> Task data
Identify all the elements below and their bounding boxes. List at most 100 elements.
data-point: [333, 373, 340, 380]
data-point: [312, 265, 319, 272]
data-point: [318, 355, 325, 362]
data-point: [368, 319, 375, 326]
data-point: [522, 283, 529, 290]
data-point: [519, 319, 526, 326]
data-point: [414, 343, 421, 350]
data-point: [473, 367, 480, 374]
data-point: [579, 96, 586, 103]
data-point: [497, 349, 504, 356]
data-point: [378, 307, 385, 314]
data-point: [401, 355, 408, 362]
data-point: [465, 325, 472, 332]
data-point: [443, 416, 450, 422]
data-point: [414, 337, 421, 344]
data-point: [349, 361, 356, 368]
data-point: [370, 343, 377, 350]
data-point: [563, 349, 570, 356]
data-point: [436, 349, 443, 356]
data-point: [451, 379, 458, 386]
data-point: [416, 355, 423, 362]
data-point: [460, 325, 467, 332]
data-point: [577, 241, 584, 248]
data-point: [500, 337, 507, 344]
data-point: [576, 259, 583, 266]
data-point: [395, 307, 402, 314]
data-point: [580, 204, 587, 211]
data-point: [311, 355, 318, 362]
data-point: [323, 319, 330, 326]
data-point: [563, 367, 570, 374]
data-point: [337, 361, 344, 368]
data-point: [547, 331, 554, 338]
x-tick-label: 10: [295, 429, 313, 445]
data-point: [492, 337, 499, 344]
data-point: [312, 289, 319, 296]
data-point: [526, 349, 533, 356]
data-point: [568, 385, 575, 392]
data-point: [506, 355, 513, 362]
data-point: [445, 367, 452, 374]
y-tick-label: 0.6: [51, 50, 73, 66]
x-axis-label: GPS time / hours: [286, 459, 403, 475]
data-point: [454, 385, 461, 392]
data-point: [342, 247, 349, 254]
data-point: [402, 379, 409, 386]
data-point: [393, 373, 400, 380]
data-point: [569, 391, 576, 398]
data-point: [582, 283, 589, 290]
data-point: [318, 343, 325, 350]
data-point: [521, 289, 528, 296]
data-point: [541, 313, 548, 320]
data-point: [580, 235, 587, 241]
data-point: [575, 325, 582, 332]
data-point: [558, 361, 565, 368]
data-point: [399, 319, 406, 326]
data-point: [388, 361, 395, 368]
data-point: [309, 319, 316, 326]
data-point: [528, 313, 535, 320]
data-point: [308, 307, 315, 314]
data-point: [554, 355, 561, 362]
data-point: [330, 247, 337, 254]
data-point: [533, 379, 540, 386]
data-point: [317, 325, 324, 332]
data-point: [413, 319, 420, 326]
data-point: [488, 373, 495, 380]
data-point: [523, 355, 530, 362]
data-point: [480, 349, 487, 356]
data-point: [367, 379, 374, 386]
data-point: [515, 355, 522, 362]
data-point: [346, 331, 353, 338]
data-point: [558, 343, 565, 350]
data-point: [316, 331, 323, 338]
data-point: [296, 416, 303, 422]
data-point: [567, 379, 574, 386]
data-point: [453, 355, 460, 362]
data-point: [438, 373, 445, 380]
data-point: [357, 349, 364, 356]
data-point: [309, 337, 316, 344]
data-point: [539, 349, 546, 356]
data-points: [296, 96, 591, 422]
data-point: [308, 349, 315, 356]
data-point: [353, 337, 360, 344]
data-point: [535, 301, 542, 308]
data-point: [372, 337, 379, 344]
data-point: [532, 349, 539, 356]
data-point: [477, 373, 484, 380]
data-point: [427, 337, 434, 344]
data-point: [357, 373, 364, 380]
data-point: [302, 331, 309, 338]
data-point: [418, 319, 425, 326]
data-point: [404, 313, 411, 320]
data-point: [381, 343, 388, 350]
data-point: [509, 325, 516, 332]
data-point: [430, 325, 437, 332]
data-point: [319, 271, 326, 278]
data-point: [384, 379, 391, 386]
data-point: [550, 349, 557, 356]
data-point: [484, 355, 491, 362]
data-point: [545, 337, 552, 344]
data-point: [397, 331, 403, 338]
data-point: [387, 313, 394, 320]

> Direction
Reproduce every line of the items above without any change.

> Result
Identify all the elements below and their bounding boxes. List at most 100 elements.
data-point: [333, 373, 340, 380]
data-point: [312, 265, 319, 272]
data-point: [318, 355, 325, 362]
data-point: [368, 319, 375, 326]
data-point: [522, 283, 529, 290]
data-point: [519, 319, 526, 326]
data-point: [414, 343, 421, 350]
data-point: [473, 367, 480, 374]
data-point: [579, 96, 586, 103]
data-point: [497, 349, 504, 356]
data-point: [378, 307, 385, 314]
data-point: [401, 355, 408, 362]
data-point: [465, 325, 472, 332]
data-point: [443, 416, 450, 422]
data-point: [414, 337, 421, 344]
data-point: [349, 361, 356, 368]
data-point: [370, 343, 377, 350]
data-point: [563, 349, 570, 356]
data-point: [436, 349, 443, 356]
data-point: [451, 379, 458, 386]
data-point: [416, 355, 423, 362]
data-point: [460, 325, 467, 332]
data-point: [577, 241, 584, 248]
data-point: [500, 337, 507, 344]
data-point: [576, 259, 583, 266]
data-point: [395, 307, 402, 314]
data-point: [580, 204, 587, 211]
data-point: [311, 355, 318, 362]
data-point: [323, 319, 330, 326]
data-point: [563, 367, 570, 374]
data-point: [337, 361, 344, 368]
data-point: [547, 331, 554, 338]
x-tick-label: 10: [295, 429, 313, 445]
data-point: [492, 337, 499, 344]
data-point: [312, 289, 319, 296]
data-point: [526, 349, 533, 356]
data-point: [568, 385, 575, 392]
data-point: [506, 355, 513, 362]
data-point: [445, 367, 452, 374]
y-tick-label: 0.6: [51, 50, 73, 66]
x-axis-label: GPS time / hours: [286, 459, 403, 475]
data-point: [454, 385, 461, 392]
data-point: [342, 247, 349, 254]
data-point: [402, 379, 409, 386]
data-point: [393, 373, 400, 380]
data-point: [569, 391, 576, 398]
data-point: [582, 283, 589, 290]
data-point: [318, 343, 325, 350]
data-point: [521, 289, 528, 296]
data-point: [541, 313, 548, 320]
data-point: [580, 235, 587, 241]
data-point: [575, 325, 582, 332]
data-point: [558, 361, 565, 368]
data-point: [399, 319, 406, 326]
data-point: [388, 361, 395, 368]
data-point: [309, 319, 316, 326]
data-point: [528, 313, 535, 320]
data-point: [308, 307, 315, 314]
data-point: [554, 355, 561, 362]
data-point: [330, 247, 337, 254]
data-point: [533, 379, 540, 386]
data-point: [317, 325, 324, 332]
data-point: [413, 319, 420, 326]
data-point: [488, 373, 495, 380]
data-point: [523, 355, 530, 362]
data-point: [480, 349, 487, 356]
data-point: [367, 379, 374, 386]
data-point: [515, 355, 522, 362]
data-point: [346, 331, 353, 338]
data-point: [558, 343, 565, 350]
data-point: [316, 331, 323, 338]
data-point: [296, 416, 303, 422]
data-point: [567, 379, 574, 386]
data-point: [453, 355, 460, 362]
data-point: [438, 373, 445, 380]
data-point: [357, 349, 364, 356]
data-point: [309, 337, 316, 344]
data-point: [539, 349, 546, 356]
data-points: [296, 96, 591, 422]
data-point: [308, 349, 315, 356]
data-point: [353, 337, 360, 344]
data-point: [535, 301, 542, 308]
data-point: [372, 337, 379, 344]
data-point: [532, 349, 539, 356]
data-point: [477, 373, 484, 380]
data-point: [427, 337, 434, 344]
data-point: [357, 373, 364, 380]
data-point: [302, 331, 309, 338]
data-point: [418, 319, 425, 326]
data-point: [404, 313, 411, 320]
data-point: [381, 343, 388, 350]
data-point: [509, 325, 516, 332]
data-point: [430, 325, 437, 332]
data-point: [319, 271, 326, 278]
data-point: [384, 379, 391, 386]
data-point: [550, 349, 557, 356]
data-point: [484, 355, 491, 362]
data-point: [545, 337, 552, 344]
data-point: [397, 331, 403, 338]
data-point: [387, 313, 394, 320]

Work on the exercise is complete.